Write each line out again exactly as written.

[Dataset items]

▽

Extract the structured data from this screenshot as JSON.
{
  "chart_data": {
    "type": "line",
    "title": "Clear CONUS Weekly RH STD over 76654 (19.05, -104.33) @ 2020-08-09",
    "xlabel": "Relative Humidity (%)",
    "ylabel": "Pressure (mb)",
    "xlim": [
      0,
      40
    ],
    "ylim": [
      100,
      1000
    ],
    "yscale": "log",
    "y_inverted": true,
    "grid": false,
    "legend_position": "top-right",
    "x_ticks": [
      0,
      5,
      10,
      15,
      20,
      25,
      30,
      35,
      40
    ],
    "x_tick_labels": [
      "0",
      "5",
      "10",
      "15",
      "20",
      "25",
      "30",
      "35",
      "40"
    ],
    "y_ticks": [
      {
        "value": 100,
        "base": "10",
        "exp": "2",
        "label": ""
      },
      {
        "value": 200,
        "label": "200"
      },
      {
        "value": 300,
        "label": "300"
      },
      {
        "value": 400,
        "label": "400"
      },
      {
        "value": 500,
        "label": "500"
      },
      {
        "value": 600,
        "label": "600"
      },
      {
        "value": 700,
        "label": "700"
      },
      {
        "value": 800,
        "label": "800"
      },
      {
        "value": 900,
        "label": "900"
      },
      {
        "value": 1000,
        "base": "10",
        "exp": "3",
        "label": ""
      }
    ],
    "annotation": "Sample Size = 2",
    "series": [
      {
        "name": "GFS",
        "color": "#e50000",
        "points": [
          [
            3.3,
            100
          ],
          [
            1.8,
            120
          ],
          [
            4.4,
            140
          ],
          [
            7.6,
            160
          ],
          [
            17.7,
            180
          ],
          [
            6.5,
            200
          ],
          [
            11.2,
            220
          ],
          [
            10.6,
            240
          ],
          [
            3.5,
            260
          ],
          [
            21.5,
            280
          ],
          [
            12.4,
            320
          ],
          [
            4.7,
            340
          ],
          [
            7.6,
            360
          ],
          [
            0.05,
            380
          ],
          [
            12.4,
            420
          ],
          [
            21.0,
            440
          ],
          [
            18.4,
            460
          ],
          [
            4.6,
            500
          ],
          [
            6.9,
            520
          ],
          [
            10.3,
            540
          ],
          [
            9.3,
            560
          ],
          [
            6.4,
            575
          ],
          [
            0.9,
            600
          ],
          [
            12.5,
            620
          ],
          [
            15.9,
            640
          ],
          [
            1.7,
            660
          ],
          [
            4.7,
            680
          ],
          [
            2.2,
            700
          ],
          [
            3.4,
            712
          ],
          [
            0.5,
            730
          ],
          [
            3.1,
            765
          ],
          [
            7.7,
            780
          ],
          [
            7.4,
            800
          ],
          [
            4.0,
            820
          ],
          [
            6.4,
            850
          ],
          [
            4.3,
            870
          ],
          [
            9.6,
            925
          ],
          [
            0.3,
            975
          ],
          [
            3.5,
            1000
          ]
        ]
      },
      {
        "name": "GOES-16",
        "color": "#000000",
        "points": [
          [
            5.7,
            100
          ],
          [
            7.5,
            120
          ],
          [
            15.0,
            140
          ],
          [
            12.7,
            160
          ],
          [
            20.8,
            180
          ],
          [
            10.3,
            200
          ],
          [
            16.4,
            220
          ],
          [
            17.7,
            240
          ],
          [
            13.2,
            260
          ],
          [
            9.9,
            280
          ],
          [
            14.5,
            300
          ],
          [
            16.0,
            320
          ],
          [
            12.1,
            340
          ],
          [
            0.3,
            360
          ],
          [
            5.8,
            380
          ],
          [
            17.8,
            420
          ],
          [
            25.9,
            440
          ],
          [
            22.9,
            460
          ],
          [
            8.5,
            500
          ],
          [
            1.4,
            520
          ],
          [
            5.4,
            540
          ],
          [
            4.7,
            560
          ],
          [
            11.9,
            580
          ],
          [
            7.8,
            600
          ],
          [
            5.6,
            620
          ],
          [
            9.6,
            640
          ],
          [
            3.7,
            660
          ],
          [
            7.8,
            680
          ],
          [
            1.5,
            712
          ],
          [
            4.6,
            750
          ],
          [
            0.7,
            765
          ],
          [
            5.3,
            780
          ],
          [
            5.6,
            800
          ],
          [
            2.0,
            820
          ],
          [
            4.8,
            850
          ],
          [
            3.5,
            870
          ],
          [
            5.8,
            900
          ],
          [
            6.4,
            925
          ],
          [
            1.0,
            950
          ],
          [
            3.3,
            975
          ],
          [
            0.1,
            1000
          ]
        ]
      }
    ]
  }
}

△

**Task solution**:
Extract the structured data from this screenshot as JSON.
{
  "chart_data": {
    "type": "line",
    "title": "Clear CONUS Weekly RH STD over 76654 (19.05, -104.33) @ 2020-08-09",
    "xlabel": "Relative Humidity (%)",
    "ylabel": "Pressure (mb)",
    "xlim": [
      0,
      40
    ],
    "ylim": [
      100,
      1000
    ],
    "yscale": "log",
    "y_inverted": true,
    "grid": false,
    "legend_position": "top-right",
    "x_ticks": [
      0,
      5,
      10,
      15,
      20,
      25,
      30,
      35,
      40
    ],
    "x_tick_labels": [
      "0",
      "5",
      "10",
      "15",
      "20",
      "25",
      "30",
      "35",
      "40"
    ],
    "y_ticks": [
      {
        "value": 100,
        "base": "10",
        "exp": "2",
        "label": ""
      },
      {
        "value": 200,
        "label": "200"
      },
      {
        "value": 300,
        "label": "300"
      },
      {
        "value": 400,
        "label": "400"
      },
      {
        "value": 500,
        "label": "500"
      },
      {
        "value": 600,
        "label": "600"
      },
      {
        "value": 700,
        "label": "700"
      },
      {
        "value": 800,
        "label": "800"
      },
      {
        "value": 900,
        "label": "900"
      },
      {
        "value": 1000,
        "base": "10",
        "exp": "3",
        "label": ""
      }
    ],
    "annotation": "Sample Size = 2",
    "series": [
      {
        "name": "GFS",
        "color": "#e50000",
        "points": [
          [
            3.3,
            100
          ],
          [
            1.8,
            120
          ],
          [
            4.4,
            140
          ],
          [
            7.6,
            160
          ],
          [
            17.7,
            180
          ],
          [
            6.5,
            200
          ],
          [
            11.2,
            220
          ],
          [
            10.6,
            240
          ],
          [
            3.5,
            260
          ],
          [
            21.5,
            280
          ],
          [
            12.4,
            320
          ],
          [
            4.7,
            340
          ],
          [
            7.6,
            360
          ],
          [
            0.05,
            380
          ],
          [
            12.4,
            420
          ],
          [
            21.0,
            440
          ],
          [
            18.4,
            460
          ],
          [
            4.6,
            500
          ],
          [
            6.9,
            520
          ],
          [
            10.3,
            540
          ],
          [
            9.3,
            560
          ],
          [
            6.4,
            575
          ],
          [
            0.9,
            600
          ],
          [
            12.5,
            620
          ],
          [
            15.9,
            640
          ],
          [
            1.7,
            660
          ],
          [
            4.7,
            680
          ],
          [
            2.2,
            700
          ],
          [
            3.4,
            712
          ],
          [
            0.5,
            730
          ],
          [
            3.1,
            765
          ],
          [
            7.7,
            780
          ],
          [
            7.4,
            800
          ],
          [
            4.0,
            820
          ],
          [
            6.4,
            850
          ],
          [
            4.3,
            870
          ],
          [
            9.6,
            925
          ],
          [
            0.3,
            975
          ],
          [
            3.5,
            1000
          ]
        ]
      },
      {
        "name": "GOES-16",
        "color": "#000000",
        "points": [
          [
            5.7,
            100
          ],
          [
            7.5,
            120
          ],
          [
            15.0,
            140
          ],
          [
            12.7,
            160
          ],
          [
            20.8,
            180
          ],
          [
            10.3,
            200
          ],
          [
            16.4,
            220
          ],
          [
            17.7,
            240
          ],
          [
            13.2,
            260
          ],
          [
            9.9,
            280
          ],
          [
            14.5,
            300
          ],
          [
            16.0,
            320
          ],
          [
            12.1,
            340
          ],
          [
            0.3,
            360
          ],
          [
            5.8,
            380
          ],
          [
            17.8,
            420
          ],
          [
            25.9,
            440
          ],
          [
            22.9,
            460
          ],
          [
            8.5,
            500
          ],
          [
            1.4,
            520
          ],
          [
            5.4,
            540
          ],
          [
            4.7,
            560
          ],
          [
            11.9,
            580
          ],
          [
            7.8,
            600
          ],
          [
            5.6,
            620
          ],
          [
            9.6,
            640
          ],
          [
            3.7,
            660
          ],
          [
            7.8,
            680
          ],
          [
            1.5,
            712
          ],
          [
            4.6,
            750
          ],
          [
            0.7,
            765
          ],
          [
            5.3,
            780
          ],
          [
            5.6,
            800
          ],
          [
            2.0,
            820
          ],
          [
            4.8,
            850
          ],
          [
            3.5,
            870
          ],
          [
            5.8,
            900
          ],
          [
            6.4,
            925
          ],
          [
            1.0,
            950
          ],
          [
            3.3,
            975
          ],
          [
            0.1,
            1000
          ]
        ]
      }
    ]
  }
}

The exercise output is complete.